# Your task:
Write out all records as given; omit images.

Items from a data source
------------------------

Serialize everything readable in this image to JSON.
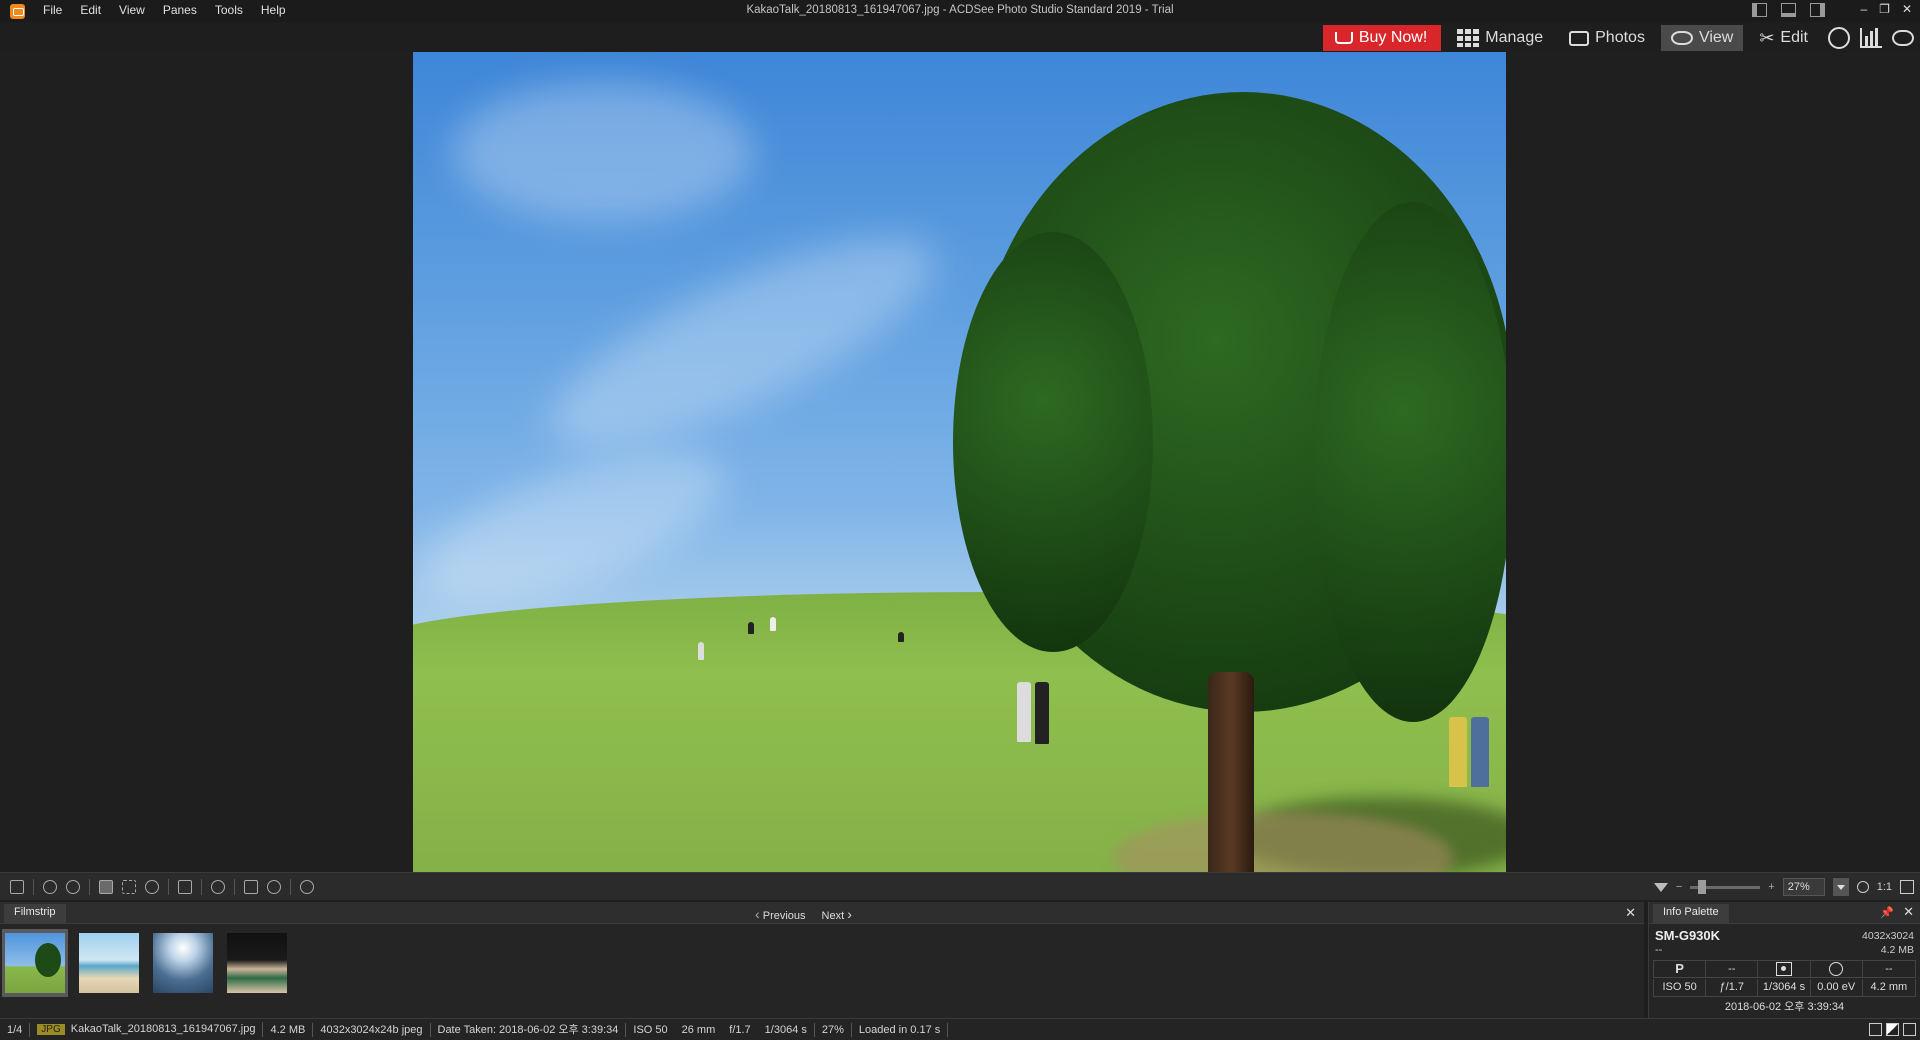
{
  "window": {
    "title": "KakaoTalk_20180813_161947067.jpg - ACDSee Photo Studio Standard 2019 - Trial",
    "menu": [
      "File",
      "Edit",
      "View",
      "Panes",
      "Tools",
      "Help"
    ],
    "controls": [
      "‒",
      "❐",
      "✕"
    ]
  },
  "modes": {
    "buy_now": "Buy Now!",
    "manage": "Manage",
    "photos": "Photos",
    "view": "View",
    "edit": "Edit",
    "active": "View"
  },
  "viewer_toolbar": {
    "zoom_percent": "27%",
    "one_to_one": "1:1"
  },
  "filmstrip": {
    "tab": "Filmstrip",
    "previous": "Previous",
    "next": "Next",
    "close": "✕",
    "thumbnails": [
      {
        "name": "tree-on-hill",
        "selected": true
      },
      {
        "name": "beach",
        "selected": false
      },
      {
        "name": "sea-sunlight",
        "selected": false
      },
      {
        "name": "hands-cans",
        "selected": false
      }
    ]
  },
  "info_palette": {
    "tab": "Info Palette",
    "camera": "SM-G930K",
    "dimensions": "4032x3024",
    "lens": "--",
    "file_size": "4.2 MB",
    "row1": [
      "P",
      "--",
      "metering-icon",
      "flash-icon",
      "--"
    ],
    "row2": [
      "ISO 50",
      "ƒ/1.7",
      "1/3064 s",
      "0.00 eV",
      "4.2 mm"
    ],
    "date": "2018-06-02 오후 3:39:34",
    "close": "✕"
  },
  "status": {
    "index": "1/4",
    "format": "JPG",
    "filename": "KakaoTalk_20180813_161947067.jpg",
    "size": "4.2 MB",
    "info": "4032x3024x24b jpeg",
    "date_taken": "Date Taken: 2018-06-02 오후 3:39:34",
    "iso": "ISO 50",
    "focal": "26 mm",
    "aperture": "f/1.7",
    "shutter": "1/3064 s",
    "zoom": "27%",
    "loaded": "Loaded in 0.17 s"
  },
  "colors": {
    "accent_buy": "#d9262b",
    "active_mode": "#4a4a4a",
    "jpg_badge": "#9a8c22"
  }
}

------------------------

# Written solution:
Serialize everything readable in this image to JSON.
{
  "window": {
    "title": "KakaoTalk_20180813_161947067.jpg - ACDSee Photo Studio Standard 2019 - Trial",
    "menu": [
      "File",
      "Edit",
      "View",
      "Panes",
      "Tools",
      "Help"
    ],
    "controls": [
      "‒",
      "❐",
      "✕"
    ]
  },
  "modes": {
    "buy_now": "Buy Now!",
    "manage": "Manage",
    "photos": "Photos",
    "view": "View",
    "edit": "Edit",
    "active": "View"
  },
  "viewer_toolbar": {
    "zoom_percent": "27%",
    "one_to_one": "1:1"
  },
  "filmstrip": {
    "tab": "Filmstrip",
    "previous": "Previous",
    "next": "Next",
    "close": "✕",
    "thumbnails": [
      {
        "name": "tree-on-hill",
        "selected": true
      },
      {
        "name": "beach",
        "selected": false
      },
      {
        "name": "sea-sunlight",
        "selected": false
      },
      {
        "name": "hands-cans",
        "selected": false
      }
    ]
  },
  "info_palette": {
    "tab": "Info Palette",
    "camera": "SM-G930K",
    "dimensions": "4032x3024",
    "lens": "--",
    "file_size": "4.2 MB",
    "row1": [
      "P",
      "--",
      "metering-icon",
      "flash-icon",
      "--"
    ],
    "row2": [
      "ISO 50",
      "ƒ/1.7",
      "1/3064 s",
      "0.00 eV",
      "4.2 mm"
    ],
    "date": "2018-06-02 오후 3:39:34",
    "close": "✕"
  },
  "status": {
    "index": "1/4",
    "format": "JPG",
    "filename": "KakaoTalk_20180813_161947067.jpg",
    "size": "4.2 MB",
    "info": "4032x3024x24b jpeg",
    "date_taken": "Date Taken: 2018-06-02 오후 3:39:34",
    "iso": "ISO 50",
    "focal": "26 mm",
    "aperture": "f/1.7",
    "shutter": "1/3064 s",
    "zoom": "27%",
    "loaded": "Loaded in 0.17 s"
  },
  "colors": {
    "accent_buy": "#d9262b",
    "active_mode": "#4a4a4a",
    "jpg_badge": "#9a8c22"
  }
}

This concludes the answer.